Begin GIVEN RECORDS
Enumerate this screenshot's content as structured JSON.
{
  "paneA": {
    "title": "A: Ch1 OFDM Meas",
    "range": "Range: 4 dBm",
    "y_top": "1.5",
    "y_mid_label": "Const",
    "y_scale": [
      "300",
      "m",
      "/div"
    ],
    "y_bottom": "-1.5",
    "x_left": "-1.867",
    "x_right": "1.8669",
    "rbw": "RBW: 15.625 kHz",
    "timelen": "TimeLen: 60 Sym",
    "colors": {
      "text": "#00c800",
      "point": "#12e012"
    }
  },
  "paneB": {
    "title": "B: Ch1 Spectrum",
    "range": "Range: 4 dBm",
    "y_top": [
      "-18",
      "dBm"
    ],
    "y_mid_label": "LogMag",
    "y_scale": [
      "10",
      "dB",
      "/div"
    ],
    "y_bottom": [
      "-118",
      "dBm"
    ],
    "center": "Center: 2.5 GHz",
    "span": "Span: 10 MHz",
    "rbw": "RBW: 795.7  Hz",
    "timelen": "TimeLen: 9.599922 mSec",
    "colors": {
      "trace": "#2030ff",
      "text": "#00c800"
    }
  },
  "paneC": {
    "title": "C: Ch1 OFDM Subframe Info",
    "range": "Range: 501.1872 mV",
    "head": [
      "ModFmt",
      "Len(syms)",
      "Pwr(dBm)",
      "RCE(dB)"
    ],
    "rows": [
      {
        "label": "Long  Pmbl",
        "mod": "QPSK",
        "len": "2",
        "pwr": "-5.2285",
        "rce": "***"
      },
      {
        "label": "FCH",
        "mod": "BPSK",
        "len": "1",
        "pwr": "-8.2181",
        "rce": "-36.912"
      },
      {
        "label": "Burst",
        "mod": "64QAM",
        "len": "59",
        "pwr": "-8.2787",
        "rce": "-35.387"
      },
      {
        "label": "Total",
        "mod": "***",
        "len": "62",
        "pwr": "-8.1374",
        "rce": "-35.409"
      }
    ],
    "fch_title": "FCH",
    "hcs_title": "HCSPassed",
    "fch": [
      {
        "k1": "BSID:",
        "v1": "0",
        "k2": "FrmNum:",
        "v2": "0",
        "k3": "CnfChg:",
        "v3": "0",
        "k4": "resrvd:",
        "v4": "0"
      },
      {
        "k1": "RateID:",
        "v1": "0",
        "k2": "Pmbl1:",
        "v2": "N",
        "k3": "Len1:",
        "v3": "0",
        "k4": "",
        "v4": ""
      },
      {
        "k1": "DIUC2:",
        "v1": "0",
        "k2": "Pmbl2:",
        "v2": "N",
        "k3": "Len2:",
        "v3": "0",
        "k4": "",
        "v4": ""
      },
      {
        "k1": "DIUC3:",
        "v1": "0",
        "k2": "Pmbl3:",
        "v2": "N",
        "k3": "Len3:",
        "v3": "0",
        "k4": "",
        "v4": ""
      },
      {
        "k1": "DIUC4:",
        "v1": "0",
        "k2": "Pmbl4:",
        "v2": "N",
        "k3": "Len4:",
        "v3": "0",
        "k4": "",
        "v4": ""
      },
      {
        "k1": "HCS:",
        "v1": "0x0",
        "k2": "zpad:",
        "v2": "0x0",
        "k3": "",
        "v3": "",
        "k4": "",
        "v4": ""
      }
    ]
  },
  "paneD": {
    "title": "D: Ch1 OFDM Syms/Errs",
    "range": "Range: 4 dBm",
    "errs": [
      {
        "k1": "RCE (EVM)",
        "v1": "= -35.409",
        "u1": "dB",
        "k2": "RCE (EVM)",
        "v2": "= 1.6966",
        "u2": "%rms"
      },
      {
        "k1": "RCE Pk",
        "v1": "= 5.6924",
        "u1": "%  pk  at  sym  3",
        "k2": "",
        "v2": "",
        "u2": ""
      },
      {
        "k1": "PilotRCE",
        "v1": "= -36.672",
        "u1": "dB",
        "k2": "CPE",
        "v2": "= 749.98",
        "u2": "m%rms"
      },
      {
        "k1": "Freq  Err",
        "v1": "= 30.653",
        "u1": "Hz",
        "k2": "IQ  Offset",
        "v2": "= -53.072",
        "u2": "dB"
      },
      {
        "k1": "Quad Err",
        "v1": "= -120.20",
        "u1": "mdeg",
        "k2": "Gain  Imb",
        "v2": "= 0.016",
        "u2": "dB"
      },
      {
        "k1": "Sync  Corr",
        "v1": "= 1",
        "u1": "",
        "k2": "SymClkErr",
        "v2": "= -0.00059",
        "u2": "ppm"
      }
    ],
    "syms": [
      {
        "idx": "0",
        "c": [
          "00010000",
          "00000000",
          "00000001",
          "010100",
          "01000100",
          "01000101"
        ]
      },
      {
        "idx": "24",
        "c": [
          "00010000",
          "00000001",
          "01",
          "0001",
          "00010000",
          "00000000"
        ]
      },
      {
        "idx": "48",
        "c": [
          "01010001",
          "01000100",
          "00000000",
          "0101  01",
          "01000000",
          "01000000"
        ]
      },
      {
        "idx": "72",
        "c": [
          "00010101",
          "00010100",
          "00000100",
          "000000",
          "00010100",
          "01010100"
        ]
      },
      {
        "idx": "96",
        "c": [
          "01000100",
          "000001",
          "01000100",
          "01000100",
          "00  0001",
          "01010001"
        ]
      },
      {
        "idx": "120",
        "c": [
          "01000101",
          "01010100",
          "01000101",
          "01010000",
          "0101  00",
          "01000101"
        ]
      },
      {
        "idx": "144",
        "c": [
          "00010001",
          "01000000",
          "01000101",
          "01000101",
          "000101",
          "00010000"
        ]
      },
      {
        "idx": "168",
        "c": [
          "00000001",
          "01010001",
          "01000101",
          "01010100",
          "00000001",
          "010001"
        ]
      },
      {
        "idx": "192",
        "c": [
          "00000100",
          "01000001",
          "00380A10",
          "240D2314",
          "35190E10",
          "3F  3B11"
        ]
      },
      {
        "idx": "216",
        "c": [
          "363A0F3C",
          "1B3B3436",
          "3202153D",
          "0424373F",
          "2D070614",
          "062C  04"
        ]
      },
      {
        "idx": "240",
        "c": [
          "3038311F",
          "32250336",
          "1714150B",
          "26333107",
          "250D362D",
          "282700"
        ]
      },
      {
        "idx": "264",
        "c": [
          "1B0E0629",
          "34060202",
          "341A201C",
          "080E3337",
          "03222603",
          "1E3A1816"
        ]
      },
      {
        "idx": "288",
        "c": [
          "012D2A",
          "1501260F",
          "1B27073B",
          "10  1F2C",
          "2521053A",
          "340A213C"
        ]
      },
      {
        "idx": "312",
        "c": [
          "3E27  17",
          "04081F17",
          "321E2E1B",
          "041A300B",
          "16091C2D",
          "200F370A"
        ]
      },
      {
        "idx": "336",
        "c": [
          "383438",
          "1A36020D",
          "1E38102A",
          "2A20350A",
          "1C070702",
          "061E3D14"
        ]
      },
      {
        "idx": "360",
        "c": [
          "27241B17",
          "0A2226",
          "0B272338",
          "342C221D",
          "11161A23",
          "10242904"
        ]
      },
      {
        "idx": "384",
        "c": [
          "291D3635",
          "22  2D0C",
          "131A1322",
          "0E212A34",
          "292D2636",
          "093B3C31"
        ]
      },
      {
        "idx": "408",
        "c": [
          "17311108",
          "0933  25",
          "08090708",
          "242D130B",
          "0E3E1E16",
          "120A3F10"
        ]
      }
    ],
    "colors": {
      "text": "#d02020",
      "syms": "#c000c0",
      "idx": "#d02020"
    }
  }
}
End GIVEN RECORDS
§ EXERCISE
Output each record exactly, leaving nothing out.

§ RESULT OF THIS TASK
Enumerate this screenshot's content as structured JSON.
{
  "paneA": {
    "title": "A: Ch1 OFDM Meas",
    "range": "Range: 4 dBm",
    "y_top": "1.5",
    "y_mid_label": "Const",
    "y_scale": [
      "300",
      "m",
      "/div"
    ],
    "y_bottom": "-1.5",
    "x_left": "-1.867",
    "x_right": "1.8669",
    "rbw": "RBW: 15.625 kHz",
    "timelen": "TimeLen: 60 Sym",
    "colors": {
      "text": "#00c800",
      "point": "#12e012"
    }
  },
  "paneB": {
    "title": "B: Ch1 Spectrum",
    "range": "Range: 4 dBm",
    "y_top": [
      "-18",
      "dBm"
    ],
    "y_mid_label": "LogMag",
    "y_scale": [
      "10",
      "dB",
      "/div"
    ],
    "y_bottom": [
      "-118",
      "dBm"
    ],
    "center": "Center: 2.5 GHz",
    "span": "Span: 10 MHz",
    "rbw": "RBW: 795.7  Hz",
    "timelen": "TimeLen: 9.599922 mSec",
    "colors": {
      "trace": "#2030ff",
      "text": "#00c800"
    }
  },
  "paneC": {
    "title": "C: Ch1 OFDM Subframe Info",
    "range": "Range: 501.1872 mV",
    "head": [
      "ModFmt",
      "Len(syms)",
      "Pwr(dBm)",
      "RCE(dB)"
    ],
    "rows": [
      {
        "label": "Long  Pmbl",
        "mod": "QPSK",
        "len": "2",
        "pwr": "-5.2285",
        "rce": "***"
      },
      {
        "label": "FCH",
        "mod": "BPSK",
        "len": "1",
        "pwr": "-8.2181",
        "rce": "-36.912"
      },
      {
        "label": "Burst",
        "mod": "64QAM",
        "len": "59",
        "pwr": "-8.2787",
        "rce": "-35.387"
      },
      {
        "label": "Total",
        "mod": "***",
        "len": "62",
        "pwr": "-8.1374",
        "rce": "-35.409"
      }
    ],
    "fch_title": "FCH",
    "hcs_title": "HCSPassed",
    "fch": [
      {
        "k1": "BSID:",
        "v1": "0",
        "k2": "FrmNum:",
        "v2": "0",
        "k3": "CnfChg:",
        "v3": "0",
        "k4": "resrvd:",
        "v4": "0"
      },
      {
        "k1": "RateID:",
        "v1": "0",
        "k2": "Pmbl1:",
        "v2": "N",
        "k3": "Len1:",
        "v3": "0",
        "k4": "",
        "v4": ""
      },
      {
        "k1": "DIUC2:",
        "v1": "0",
        "k2": "Pmbl2:",
        "v2": "N",
        "k3": "Len2:",
        "v3": "0",
        "k4": "",
        "v4": ""
      },
      {
        "k1": "DIUC3:",
        "v1": "0",
        "k2": "Pmbl3:",
        "v2": "N",
        "k3": "Len3:",
        "v3": "0",
        "k4": "",
        "v4": ""
      },
      {
        "k1": "DIUC4:",
        "v1": "0",
        "k2": "Pmbl4:",
        "v2": "N",
        "k3": "Len4:",
        "v3": "0",
        "k4": "",
        "v4": ""
      },
      {
        "k1": "HCS:",
        "v1": "0x0",
        "k2": "zpad:",
        "v2": "0x0",
        "k3": "",
        "v3": "",
        "k4": "",
        "v4": ""
      }
    ]
  },
  "paneD": {
    "title": "D: Ch1 OFDM Syms/Errs",
    "range": "Range: 4 dBm",
    "errs": [
      {
        "k1": "RCE (EVM)",
        "v1": "= -35.409",
        "u1": "dB",
        "k2": "RCE (EVM)",
        "v2": "= 1.6966",
        "u2": "%rms"
      },
      {
        "k1": "RCE Pk",
        "v1": "= 5.6924",
        "u1": "%  pk  at  sym  3",
        "k2": "",
        "v2": "",
        "u2": ""
      },
      {
        "k1": "PilotRCE",
        "v1": "= -36.672",
        "u1": "dB",
        "k2": "CPE",
        "v2": "= 749.98",
        "u2": "m%rms"
      },
      {
        "k1": "Freq  Err",
        "v1": "= 30.653",
        "u1": "Hz",
        "k2": "IQ  Offset",
        "v2": "= -53.072",
        "u2": "dB"
      },
      {
        "k1": "Quad Err",
        "v1": "= -120.20",
        "u1": "mdeg",
        "k2": "Gain  Imb",
        "v2": "= 0.016",
        "u2": "dB"
      },
      {
        "k1": "Sync  Corr",
        "v1": "= 1",
        "u1": "",
        "k2": "SymClkErr",
        "v2": "= -0.00059",
        "u2": "ppm"
      }
    ],
    "syms": [
      {
        "idx": "0",
        "c": [
          "00010000",
          "00000000",
          "00000001",
          "010100",
          "01000100",
          "01000101"
        ]
      },
      {
        "idx": "24",
        "c": [
          "00010000",
          "00000001",
          "01",
          "0001",
          "00010000",
          "00000000"
        ]
      },
      {
        "idx": "48",
        "c": [
          "01010001",
          "01000100",
          "00000000",
          "0101  01",
          "01000000",
          "01000000"
        ]
      },
      {
        "idx": "72",
        "c": [
          "00010101",
          "00010100",
          "00000100",
          "000000",
          "00010100",
          "01010100"
        ]
      },
      {
        "idx": "96",
        "c": [
          "01000100",
          "000001",
          "01000100",
          "01000100",
          "00  0001",
          "01010001"
        ]
      },
      {
        "idx": "120",
        "c": [
          "01000101",
          "01010100",
          "01000101",
          "01010000",
          "0101  00",
          "01000101"
        ]
      },
      {
        "idx": "144",
        "c": [
          "00010001",
          "01000000",
          "01000101",
          "01000101",
          "000101",
          "00010000"
        ]
      },
      {
        "idx": "168",
        "c": [
          "00000001",
          "01010001",
          "01000101",
          "01010100",
          "00000001",
          "010001"
        ]
      },
      {
        "idx": "192",
        "c": [
          "00000100",
          "01000001",
          "00380A10",
          "240D2314",
          "35190E10",
          "3F  3B11"
        ]
      },
      {
        "idx": "216",
        "c": [
          "363A0F3C",
          "1B3B3436",
          "3202153D",
          "0424373F",
          "2D070614",
          "062C  04"
        ]
      },
      {
        "idx": "240",
        "c": [
          "3038311F",
          "32250336",
          "1714150B",
          "26333107",
          "250D362D",
          "282700"
        ]
      },
      {
        "idx": "264",
        "c": [
          "1B0E0629",
          "34060202",
          "341A201C",
          "080E3337",
          "03222603",
          "1E3A1816"
        ]
      },
      {
        "idx": "288",
        "c": [
          "012D2A",
          "1501260F",
          "1B27073B",
          "10  1F2C",
          "2521053A",
          "340A213C"
        ]
      },
      {
        "idx": "312",
        "c": [
          "3E27  17",
          "04081F17",
          "321E2E1B",
          "041A300B",
          "16091C2D",
          "200F370A"
        ]
      },
      {
        "idx": "336",
        "c": [
          "383438",
          "1A36020D",
          "1E38102A",
          "2A20350A",
          "1C070702",
          "061E3D14"
        ]
      },
      {
        "idx": "360",
        "c": [
          "27241B17",
          "0A2226",
          "0B272338",
          "342C221D",
          "11161A23",
          "10242904"
        ]
      },
      {
        "idx": "384",
        "c": [
          "291D3635",
          "22  2D0C",
          "131A1322",
          "0E212A34",
          "292D2636",
          "093B3C31"
        ]
      },
      {
        "idx": "408",
        "c": [
          "17311108",
          "0933  25",
          "08090708",
          "242D130B",
          "0E3E1E16",
          "120A3F10"
        ]
      }
    ],
    "colors": {
      "text": "#d02020",
      "syms": "#c000c0",
      "idx": "#d02020"
    }
  }
}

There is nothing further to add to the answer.